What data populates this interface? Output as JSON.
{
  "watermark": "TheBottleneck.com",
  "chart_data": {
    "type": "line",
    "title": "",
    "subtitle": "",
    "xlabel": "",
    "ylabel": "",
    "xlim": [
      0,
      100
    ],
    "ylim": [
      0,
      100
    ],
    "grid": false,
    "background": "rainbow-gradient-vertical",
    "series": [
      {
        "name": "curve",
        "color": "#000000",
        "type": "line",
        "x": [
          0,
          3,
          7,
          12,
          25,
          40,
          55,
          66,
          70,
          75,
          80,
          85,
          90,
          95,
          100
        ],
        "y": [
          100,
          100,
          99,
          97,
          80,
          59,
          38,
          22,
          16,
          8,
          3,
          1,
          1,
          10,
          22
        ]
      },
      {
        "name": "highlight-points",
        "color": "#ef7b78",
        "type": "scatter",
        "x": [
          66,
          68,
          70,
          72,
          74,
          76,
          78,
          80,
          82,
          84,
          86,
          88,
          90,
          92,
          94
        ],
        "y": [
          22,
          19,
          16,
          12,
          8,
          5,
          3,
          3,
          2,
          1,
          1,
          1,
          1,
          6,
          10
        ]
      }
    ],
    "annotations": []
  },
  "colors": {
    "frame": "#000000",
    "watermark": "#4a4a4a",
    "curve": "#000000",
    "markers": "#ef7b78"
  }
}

----

[EXERCISE INSTRUCTIONS]: Return the whole listing exactly, with every line included.

[TASK RESPONSE]:
What data populates this interface? Output as JSON.
{
  "watermark": "TheBottleneck.com",
  "chart_data": {
    "type": "line",
    "title": "",
    "subtitle": "",
    "xlabel": "",
    "ylabel": "",
    "xlim": [
      0,
      100
    ],
    "ylim": [
      0,
      100
    ],
    "grid": false,
    "background": "rainbow-gradient-vertical",
    "series": [
      {
        "name": "curve",
        "color": "#000000",
        "type": "line",
        "x": [
          0,
          3,
          7,
          12,
          25,
          40,
          55,
          66,
          70,
          75,
          80,
          85,
          90,
          95,
          100
        ],
        "y": [
          100,
          100,
          99,
          97,
          80,
          59,
          38,
          22,
          16,
          8,
          3,
          1,
          1,
          10,
          22
        ]
      },
      {
        "name": "highlight-points",
        "color": "#ef7b78",
        "type": "scatter",
        "x": [
          66,
          68,
          70,
          72,
          74,
          76,
          78,
          80,
          82,
          84,
          86,
          88,
          90,
          92,
          94
        ],
        "y": [
          22,
          19,
          16,
          12,
          8,
          5,
          3,
          3,
          2,
          1,
          1,
          1,
          1,
          6,
          10
        ]
      }
    ],
    "annotations": []
  },
  "colors": {
    "frame": "#000000",
    "watermark": "#4a4a4a",
    "curve": "#000000",
    "markers": "#ef7b78"
  }
}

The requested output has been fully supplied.